[Dataset entries on figures]
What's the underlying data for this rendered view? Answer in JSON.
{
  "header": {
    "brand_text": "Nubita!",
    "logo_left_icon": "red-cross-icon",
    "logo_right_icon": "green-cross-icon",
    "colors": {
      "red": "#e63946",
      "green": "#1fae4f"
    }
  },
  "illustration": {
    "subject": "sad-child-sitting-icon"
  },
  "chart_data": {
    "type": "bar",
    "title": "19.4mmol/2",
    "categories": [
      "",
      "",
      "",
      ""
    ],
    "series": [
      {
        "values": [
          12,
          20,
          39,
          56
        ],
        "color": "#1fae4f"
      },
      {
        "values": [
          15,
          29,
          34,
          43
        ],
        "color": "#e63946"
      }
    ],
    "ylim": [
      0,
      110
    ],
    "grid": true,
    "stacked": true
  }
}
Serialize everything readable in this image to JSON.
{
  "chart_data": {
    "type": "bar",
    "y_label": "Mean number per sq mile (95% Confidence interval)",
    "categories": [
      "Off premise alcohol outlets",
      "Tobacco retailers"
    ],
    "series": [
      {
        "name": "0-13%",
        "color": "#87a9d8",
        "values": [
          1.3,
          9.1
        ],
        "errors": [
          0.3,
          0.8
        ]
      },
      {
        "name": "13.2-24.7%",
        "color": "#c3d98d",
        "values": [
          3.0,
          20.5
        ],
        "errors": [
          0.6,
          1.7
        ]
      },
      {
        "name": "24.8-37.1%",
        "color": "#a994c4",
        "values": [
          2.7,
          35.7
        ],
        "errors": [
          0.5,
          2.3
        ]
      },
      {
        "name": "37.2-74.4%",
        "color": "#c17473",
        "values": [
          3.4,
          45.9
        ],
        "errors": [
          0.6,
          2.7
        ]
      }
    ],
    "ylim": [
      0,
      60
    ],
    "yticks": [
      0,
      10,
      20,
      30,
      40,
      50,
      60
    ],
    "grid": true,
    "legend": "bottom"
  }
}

_What to work on_
Please repeat the listing above in full and exactly.

_Exercise output_
What's the underlying data for this rendered view? Answer in JSON.
{
  "header": {
    "brand_text": "Nubita!",
    "logo_left_icon": "red-cross-icon",
    "logo_right_icon": "green-cross-icon",
    "colors": {
      "red": "#e63946",
      "green": "#1fae4f"
    }
  },
  "illustration": {
    "subject": "sad-child-sitting-icon"
  },
  "chart_data": {
    "type": "bar",
    "title": "19.4mmol/2",
    "categories": [
      "",
      "",
      "",
      ""
    ],
    "series": [
      {
        "values": [
          12,
          20,
          39,
          56
        ],
        "color": "#1fae4f"
      },
      {
        "values": [
          15,
          29,
          34,
          43
        ],
        "color": "#e63946"
      }
    ],
    "ylim": [
      0,
      110
    ],
    "grid": true,
    "stacked": true
  }
}
Serialize everything readable in this image to JSON.
{
  "chart_data": {
    "type": "bar",
    "y_label": "Mean number per sq mile (95% Confidence interval)",
    "categories": [
      "Off premise alcohol outlets",
      "Tobacco retailers"
    ],
    "series": [
      {
        "name": "0-13%",
        "color": "#87a9d8",
        "values": [
          1.3,
          9.1
        ],
        "errors": [
          0.3,
          0.8
        ]
      },
      {
        "name": "13.2-24.7%",
        "color": "#c3d98d",
        "values": [
          3.0,
          20.5
        ],
        "errors": [
          0.6,
          1.7
        ]
      },
      {
        "name": "24.8-37.1%",
        "color": "#a994c4",
        "values": [
          2.7,
          35.7
        ],
        "errors": [
          0.5,
          2.3
        ]
      },
      {
        "name": "37.2-74.4%",
        "color": "#c17473",
        "values": [
          3.4,
          45.9
        ],
        "errors": [
          0.6,
          2.7
        ]
      }
    ],
    "ylim": [
      0,
      60
    ],
    "yticks": [
      0,
      10,
      20,
      30,
      40,
      50,
      60
    ],
    "grid": true,
    "legend": "bottom"
  }
}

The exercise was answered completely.